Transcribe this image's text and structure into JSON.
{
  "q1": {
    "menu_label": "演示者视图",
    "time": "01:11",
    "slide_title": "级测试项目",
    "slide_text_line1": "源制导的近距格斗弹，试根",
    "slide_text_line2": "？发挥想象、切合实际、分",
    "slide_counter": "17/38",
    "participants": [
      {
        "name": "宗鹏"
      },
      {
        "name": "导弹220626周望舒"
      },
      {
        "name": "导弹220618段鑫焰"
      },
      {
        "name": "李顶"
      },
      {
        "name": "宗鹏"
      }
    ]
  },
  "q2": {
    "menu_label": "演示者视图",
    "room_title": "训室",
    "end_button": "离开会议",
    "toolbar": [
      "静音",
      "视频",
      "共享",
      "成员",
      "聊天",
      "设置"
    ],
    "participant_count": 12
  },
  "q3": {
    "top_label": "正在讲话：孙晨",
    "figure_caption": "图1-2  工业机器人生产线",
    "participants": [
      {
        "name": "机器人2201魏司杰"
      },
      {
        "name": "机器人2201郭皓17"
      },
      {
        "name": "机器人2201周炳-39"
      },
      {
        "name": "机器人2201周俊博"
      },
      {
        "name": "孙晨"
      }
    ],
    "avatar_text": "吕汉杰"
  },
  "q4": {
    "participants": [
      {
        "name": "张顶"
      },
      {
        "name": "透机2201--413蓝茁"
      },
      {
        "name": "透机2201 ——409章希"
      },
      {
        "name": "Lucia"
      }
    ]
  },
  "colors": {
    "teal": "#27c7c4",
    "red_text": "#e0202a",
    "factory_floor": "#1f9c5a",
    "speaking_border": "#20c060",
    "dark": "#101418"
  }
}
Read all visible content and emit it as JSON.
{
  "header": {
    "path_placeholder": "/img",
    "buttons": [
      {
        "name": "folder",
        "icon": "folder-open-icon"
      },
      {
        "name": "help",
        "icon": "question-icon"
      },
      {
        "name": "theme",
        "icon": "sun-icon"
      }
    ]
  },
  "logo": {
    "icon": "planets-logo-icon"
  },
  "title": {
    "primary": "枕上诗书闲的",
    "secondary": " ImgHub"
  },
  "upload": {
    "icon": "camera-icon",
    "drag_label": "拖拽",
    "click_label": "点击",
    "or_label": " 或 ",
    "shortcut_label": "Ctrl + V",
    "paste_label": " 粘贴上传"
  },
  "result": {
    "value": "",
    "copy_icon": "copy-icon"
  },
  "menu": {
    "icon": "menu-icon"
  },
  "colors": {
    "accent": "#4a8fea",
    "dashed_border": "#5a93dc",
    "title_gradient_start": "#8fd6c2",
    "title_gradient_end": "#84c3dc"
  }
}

### [The request]
Reproduce each entry from the records above, character for character.

### [Problem solution]
Transcribe this image's text and structure into JSON.
{
  "q1": {
    "menu_label": "演示者视图",
    "time": "01:11",
    "slide_title": "级测试项目",
    "slide_text_line1": "源制导的近距格斗弹，试根",
    "slide_text_line2": "？发挥想象、切合实际、分",
    "slide_counter": "17/38",
    "participants": [
      {
        "name": "宗鹏"
      },
      {
        "name": "导弹220626周望舒"
      },
      {
        "name": "导弹220618段鑫焰"
      },
      {
        "name": "李顶"
      },
      {
        "name": "宗鹏"
      }
    ]
  },
  "q2": {
    "menu_label": "演示者视图",
    "room_title": "训室",
    "end_button": "离开会议",
    "toolbar": [
      "静音",
      "视频",
      "共享",
      "成员",
      "聊天",
      "设置"
    ],
    "participant_count": 12
  },
  "q3": {
    "top_label": "正在讲话：孙晨",
    "figure_caption": "图1-2  工业机器人生产线",
    "participants": [
      {
        "name": "机器人2201魏司杰"
      },
      {
        "name": "机器人2201郭皓17"
      },
      {
        "name": "机器人2201周炳-39"
      },
      {
        "name": "机器人2201周俊博"
      },
      {
        "name": "孙晨"
      }
    ],
    "avatar_text": "吕汉杰"
  },
  "q4": {
    "participants": [
      {
        "name": "张顶"
      },
      {
        "name": "透机2201--413蓝茁"
      },
      {
        "name": "透机2201 ——409章希"
      },
      {
        "name": "Lucia"
      }
    ]
  },
  "colors": {
    "teal": "#27c7c4",
    "red_text": "#e0202a",
    "factory_floor": "#1f9c5a",
    "speaking_border": "#20c060",
    "dark": "#101418"
  }
}
Read all visible content and emit it as JSON.
{
  "header": {
    "path_placeholder": "/img",
    "buttons": [
      {
        "name": "folder",
        "icon": "folder-open-icon"
      },
      {
        "name": "help",
        "icon": "question-icon"
      },
      {
        "name": "theme",
        "icon": "sun-icon"
      }
    ]
  },
  "logo": {
    "icon": "planets-logo-icon"
  },
  "title": {
    "primary": "枕上诗书闲的",
    "secondary": " ImgHub"
  },
  "upload": {
    "icon": "camera-icon",
    "drag_label": "拖拽",
    "click_label": "点击",
    "or_label": " 或 ",
    "shortcut_label": "Ctrl + V",
    "paste_label": " 粘贴上传"
  },
  "result": {
    "value": "",
    "copy_icon": "copy-icon"
  },
  "menu": {
    "icon": "menu-icon"
  },
  "colors": {
    "accent": "#4a8fea",
    "dashed_border": "#5a93dc",
    "title_gradient_start": "#8fd6c2",
    "title_gradient_end": "#84c3dc"
  }
}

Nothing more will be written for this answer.